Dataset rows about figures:

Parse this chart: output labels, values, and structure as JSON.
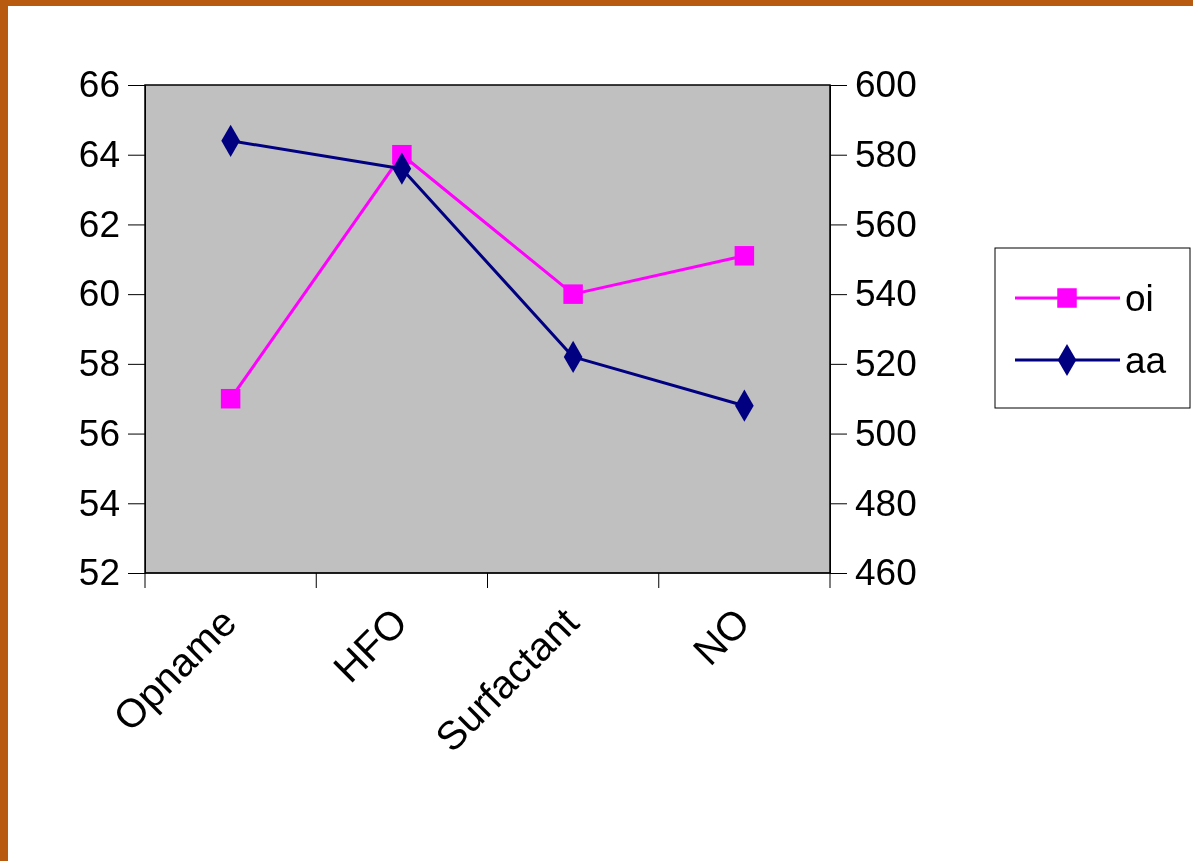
{
  "chart_data": {
    "type": "line",
    "categories": [
      "Opname",
      "HFO",
      "Surfactant",
      "NO"
    ],
    "series": [
      {
        "name": "oi",
        "color": "#ff00ff",
        "marker": "square",
        "values": [
          57.0,
          64.0,
          60.0,
          61.1
        ]
      },
      {
        "name": "aa",
        "color": "#000080",
        "marker": "diamond",
        "axis": "y2",
        "values": [
          584,
          576,
          522,
          508
        ]
      }
    ],
    "ylim": [
      52,
      66
    ],
    "yticks": [
      52,
      54,
      56,
      58,
      60,
      62,
      64,
      66
    ],
    "y2lim": [
      460,
      600
    ],
    "y2ticks": [
      460,
      480,
      500,
      520,
      540,
      560,
      580,
      600
    ],
    "grid": false,
    "legend": "right"
  }
}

- [WHAT IS REQUIRED]: Excluding the pictures, reproduce every entry exactly as given.

- [PROBLEM SOLUTION]:
Parse this chart: output labels, values, and structure as JSON.
{
  "chart_data": {
    "type": "line",
    "categories": [
      "Opname",
      "HFO",
      "Surfactant",
      "NO"
    ],
    "series": [
      {
        "name": "oi",
        "color": "#ff00ff",
        "marker": "square",
        "values": [
          57.0,
          64.0,
          60.0,
          61.1
        ]
      },
      {
        "name": "aa",
        "color": "#000080",
        "marker": "diamond",
        "axis": "y2",
        "values": [
          584,
          576,
          522,
          508
        ]
      }
    ],
    "ylim": [
      52,
      66
    ],
    "yticks": [
      52,
      54,
      56,
      58,
      60,
      62,
      64,
      66
    ],
    "y2lim": [
      460,
      600
    ],
    "y2ticks": [
      460,
      480,
      500,
      520,
      540,
      560,
      580,
      600
    ],
    "grid": false,
    "legend": "right"
  }
}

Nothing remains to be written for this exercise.